_GIVEN EXERCISE_: Determine how many lines in the entries below include "values". The reply should be that number and nothing else.
* START DATA IN THIS EXERCISE *
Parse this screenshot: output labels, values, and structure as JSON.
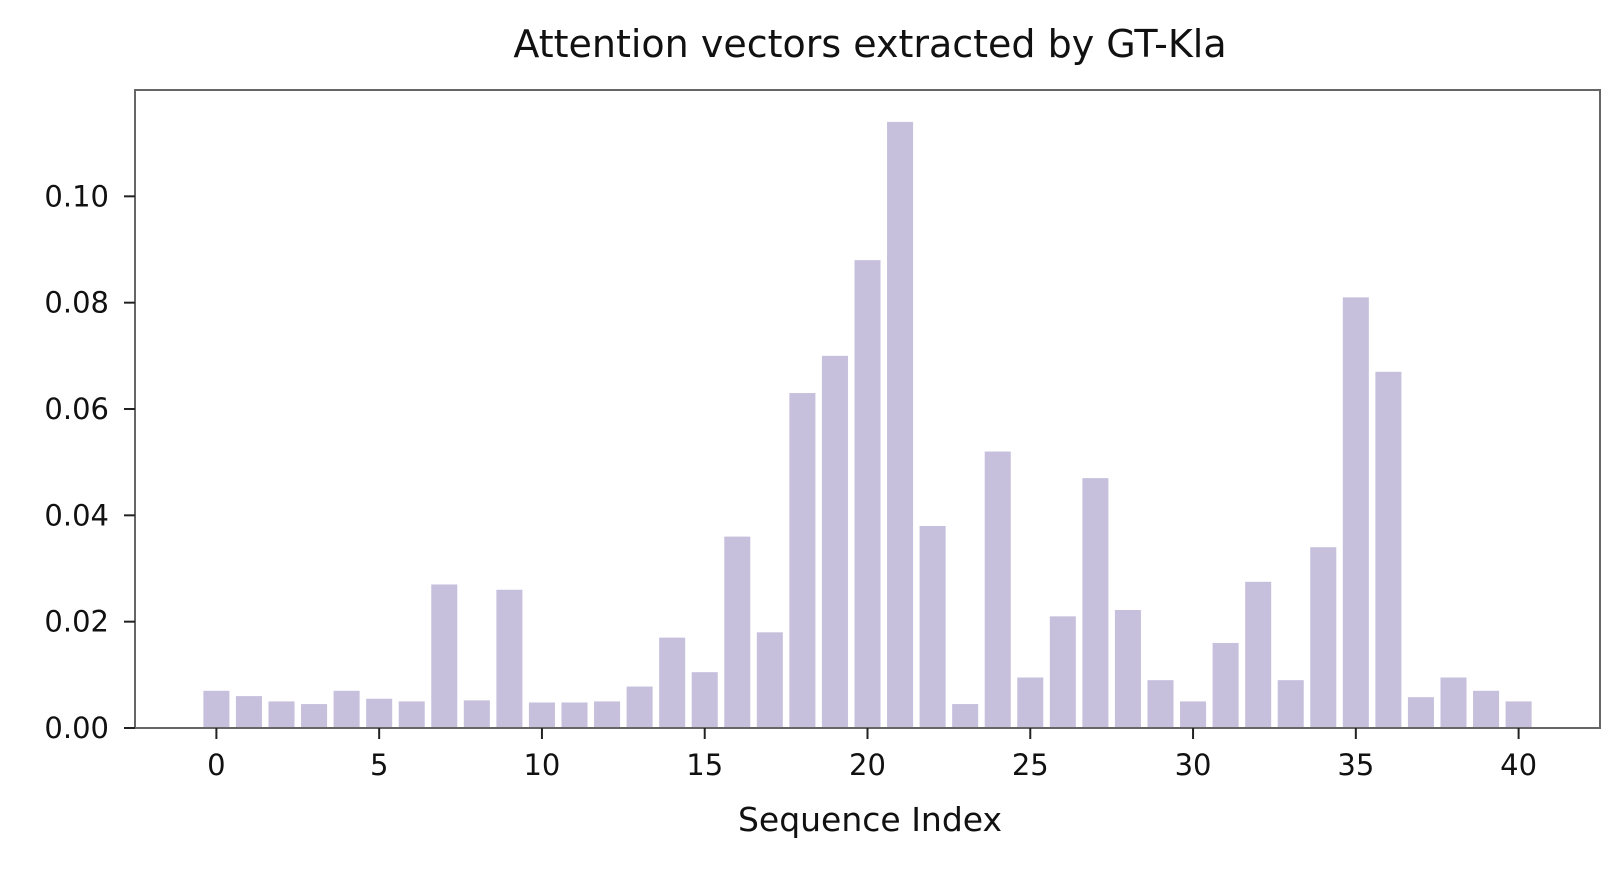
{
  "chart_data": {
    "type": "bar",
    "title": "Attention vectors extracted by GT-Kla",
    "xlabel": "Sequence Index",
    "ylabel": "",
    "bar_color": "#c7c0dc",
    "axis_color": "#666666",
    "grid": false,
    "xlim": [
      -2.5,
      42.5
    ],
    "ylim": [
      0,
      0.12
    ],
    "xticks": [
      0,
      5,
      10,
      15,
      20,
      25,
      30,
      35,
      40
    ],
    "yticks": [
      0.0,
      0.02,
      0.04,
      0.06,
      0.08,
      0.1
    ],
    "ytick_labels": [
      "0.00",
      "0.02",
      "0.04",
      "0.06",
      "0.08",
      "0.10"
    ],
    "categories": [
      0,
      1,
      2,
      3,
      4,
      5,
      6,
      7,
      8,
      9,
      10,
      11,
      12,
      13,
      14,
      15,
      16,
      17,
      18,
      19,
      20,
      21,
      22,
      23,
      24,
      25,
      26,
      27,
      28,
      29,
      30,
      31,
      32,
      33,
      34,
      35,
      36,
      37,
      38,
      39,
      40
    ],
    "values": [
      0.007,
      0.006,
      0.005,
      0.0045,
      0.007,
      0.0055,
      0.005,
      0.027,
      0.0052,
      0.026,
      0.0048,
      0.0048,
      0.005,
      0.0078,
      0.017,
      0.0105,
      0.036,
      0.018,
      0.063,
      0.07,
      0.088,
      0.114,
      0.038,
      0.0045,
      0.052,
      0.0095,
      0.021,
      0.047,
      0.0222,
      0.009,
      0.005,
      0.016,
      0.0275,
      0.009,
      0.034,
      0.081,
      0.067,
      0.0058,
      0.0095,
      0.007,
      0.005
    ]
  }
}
* END DATA IN THIS EXERCISE *
_RESULT OF THIS TASK_: 2